**Goal:**
Filter the listing below, copying every line in which the word "Valuation" appears.

** BEGIN **

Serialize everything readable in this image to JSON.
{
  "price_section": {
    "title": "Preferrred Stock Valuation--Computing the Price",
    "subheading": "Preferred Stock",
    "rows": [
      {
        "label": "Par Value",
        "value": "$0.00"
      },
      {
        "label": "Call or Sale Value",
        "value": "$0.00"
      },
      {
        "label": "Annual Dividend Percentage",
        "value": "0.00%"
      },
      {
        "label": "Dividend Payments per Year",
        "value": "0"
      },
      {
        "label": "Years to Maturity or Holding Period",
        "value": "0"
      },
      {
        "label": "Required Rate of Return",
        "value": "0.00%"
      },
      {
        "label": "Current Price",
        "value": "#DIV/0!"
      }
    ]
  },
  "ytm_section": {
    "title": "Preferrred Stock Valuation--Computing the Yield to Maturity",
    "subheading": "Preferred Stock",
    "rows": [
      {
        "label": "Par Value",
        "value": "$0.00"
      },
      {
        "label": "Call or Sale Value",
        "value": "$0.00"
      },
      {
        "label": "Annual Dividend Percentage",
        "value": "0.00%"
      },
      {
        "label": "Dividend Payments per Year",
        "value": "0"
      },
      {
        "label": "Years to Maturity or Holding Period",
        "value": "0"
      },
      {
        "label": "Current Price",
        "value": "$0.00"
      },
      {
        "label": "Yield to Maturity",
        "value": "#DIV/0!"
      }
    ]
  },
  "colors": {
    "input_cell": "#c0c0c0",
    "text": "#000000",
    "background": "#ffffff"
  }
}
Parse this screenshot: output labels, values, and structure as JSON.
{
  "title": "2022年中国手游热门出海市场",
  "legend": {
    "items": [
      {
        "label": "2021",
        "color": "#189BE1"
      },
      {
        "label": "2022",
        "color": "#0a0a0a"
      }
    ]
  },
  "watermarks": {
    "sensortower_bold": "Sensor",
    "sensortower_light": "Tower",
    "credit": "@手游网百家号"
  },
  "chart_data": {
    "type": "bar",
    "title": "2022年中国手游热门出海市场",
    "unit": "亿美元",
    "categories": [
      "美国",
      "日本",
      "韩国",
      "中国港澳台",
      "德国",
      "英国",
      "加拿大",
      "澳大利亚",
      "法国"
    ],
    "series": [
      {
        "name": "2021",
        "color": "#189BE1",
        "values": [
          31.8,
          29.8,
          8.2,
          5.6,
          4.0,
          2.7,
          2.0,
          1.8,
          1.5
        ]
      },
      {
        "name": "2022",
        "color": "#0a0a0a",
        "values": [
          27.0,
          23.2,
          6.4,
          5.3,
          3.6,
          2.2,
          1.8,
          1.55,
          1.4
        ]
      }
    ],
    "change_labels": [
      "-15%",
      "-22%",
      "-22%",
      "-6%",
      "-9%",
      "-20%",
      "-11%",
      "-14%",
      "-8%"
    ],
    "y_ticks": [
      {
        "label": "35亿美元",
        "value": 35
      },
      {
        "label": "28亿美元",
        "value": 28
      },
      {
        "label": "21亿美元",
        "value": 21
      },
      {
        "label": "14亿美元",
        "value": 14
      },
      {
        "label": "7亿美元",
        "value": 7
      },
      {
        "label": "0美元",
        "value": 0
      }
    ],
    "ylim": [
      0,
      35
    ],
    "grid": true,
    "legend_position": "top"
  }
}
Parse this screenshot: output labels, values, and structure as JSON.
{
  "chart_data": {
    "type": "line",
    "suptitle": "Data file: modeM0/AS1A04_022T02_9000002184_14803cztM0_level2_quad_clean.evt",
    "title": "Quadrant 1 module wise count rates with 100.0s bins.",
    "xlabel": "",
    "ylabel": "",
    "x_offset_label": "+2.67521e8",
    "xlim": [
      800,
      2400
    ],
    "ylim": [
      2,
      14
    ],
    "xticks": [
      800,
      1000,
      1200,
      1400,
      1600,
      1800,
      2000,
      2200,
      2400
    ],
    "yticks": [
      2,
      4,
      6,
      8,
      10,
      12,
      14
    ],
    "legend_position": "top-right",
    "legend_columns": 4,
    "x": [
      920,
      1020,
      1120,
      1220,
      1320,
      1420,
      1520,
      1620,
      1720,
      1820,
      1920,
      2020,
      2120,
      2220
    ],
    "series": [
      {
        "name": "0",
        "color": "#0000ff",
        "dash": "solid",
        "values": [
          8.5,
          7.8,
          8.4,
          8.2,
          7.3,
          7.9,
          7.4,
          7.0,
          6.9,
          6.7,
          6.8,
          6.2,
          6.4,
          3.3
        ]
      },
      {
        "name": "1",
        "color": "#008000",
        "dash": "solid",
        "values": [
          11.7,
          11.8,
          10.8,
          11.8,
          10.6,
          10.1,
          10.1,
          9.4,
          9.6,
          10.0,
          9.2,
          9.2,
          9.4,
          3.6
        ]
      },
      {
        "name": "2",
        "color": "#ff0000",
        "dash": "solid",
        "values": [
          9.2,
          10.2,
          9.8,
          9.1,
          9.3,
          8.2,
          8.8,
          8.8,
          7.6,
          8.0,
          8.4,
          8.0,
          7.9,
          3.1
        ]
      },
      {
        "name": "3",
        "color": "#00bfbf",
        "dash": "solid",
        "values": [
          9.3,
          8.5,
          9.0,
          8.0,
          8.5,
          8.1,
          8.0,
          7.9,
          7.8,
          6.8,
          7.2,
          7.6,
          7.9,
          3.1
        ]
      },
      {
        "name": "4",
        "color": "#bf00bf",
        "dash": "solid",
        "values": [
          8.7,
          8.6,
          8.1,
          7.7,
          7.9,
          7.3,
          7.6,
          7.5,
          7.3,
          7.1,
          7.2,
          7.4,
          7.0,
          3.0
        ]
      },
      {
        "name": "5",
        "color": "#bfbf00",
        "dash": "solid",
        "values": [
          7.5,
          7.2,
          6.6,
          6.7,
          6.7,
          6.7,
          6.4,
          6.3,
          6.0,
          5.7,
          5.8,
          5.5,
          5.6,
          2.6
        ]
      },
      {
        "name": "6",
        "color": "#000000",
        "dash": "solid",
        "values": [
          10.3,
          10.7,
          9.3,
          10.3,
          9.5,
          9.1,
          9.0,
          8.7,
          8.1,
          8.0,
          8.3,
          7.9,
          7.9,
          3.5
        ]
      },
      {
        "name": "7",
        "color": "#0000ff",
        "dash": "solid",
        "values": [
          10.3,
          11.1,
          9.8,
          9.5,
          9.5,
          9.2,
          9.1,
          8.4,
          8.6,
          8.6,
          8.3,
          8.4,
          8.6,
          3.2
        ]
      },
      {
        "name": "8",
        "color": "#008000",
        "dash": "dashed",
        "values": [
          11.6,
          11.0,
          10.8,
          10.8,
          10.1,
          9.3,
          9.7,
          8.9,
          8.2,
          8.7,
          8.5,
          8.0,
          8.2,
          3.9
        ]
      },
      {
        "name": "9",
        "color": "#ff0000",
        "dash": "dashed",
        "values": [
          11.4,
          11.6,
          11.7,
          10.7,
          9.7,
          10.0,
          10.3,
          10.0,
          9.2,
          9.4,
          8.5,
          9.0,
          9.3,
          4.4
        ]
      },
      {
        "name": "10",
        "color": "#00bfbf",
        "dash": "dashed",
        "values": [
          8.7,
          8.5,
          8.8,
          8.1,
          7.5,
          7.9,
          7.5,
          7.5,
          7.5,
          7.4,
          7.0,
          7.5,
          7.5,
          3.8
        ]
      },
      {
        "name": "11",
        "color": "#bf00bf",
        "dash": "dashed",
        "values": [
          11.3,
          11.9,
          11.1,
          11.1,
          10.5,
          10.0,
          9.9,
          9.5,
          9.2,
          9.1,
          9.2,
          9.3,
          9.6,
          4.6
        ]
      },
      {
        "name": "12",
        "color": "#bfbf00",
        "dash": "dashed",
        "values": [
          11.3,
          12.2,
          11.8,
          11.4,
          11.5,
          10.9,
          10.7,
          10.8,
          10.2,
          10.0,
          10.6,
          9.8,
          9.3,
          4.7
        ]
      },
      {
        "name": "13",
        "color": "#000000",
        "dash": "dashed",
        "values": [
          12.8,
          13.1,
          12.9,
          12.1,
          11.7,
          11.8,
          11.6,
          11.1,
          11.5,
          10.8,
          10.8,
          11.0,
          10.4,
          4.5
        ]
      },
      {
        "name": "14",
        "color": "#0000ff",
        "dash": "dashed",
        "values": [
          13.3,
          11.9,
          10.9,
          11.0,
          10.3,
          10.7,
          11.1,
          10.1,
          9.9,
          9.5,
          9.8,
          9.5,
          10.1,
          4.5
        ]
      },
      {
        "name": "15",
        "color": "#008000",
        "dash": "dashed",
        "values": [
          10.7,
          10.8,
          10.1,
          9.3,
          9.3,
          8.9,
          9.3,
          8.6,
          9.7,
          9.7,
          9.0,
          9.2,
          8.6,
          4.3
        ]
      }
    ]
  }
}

** END **

**Worked solution:**
    "title": "Preferrred Stock Valuation--Computing the Price",
    "title": "Preferrred Stock Valuation--Computing the Yield to Maturity",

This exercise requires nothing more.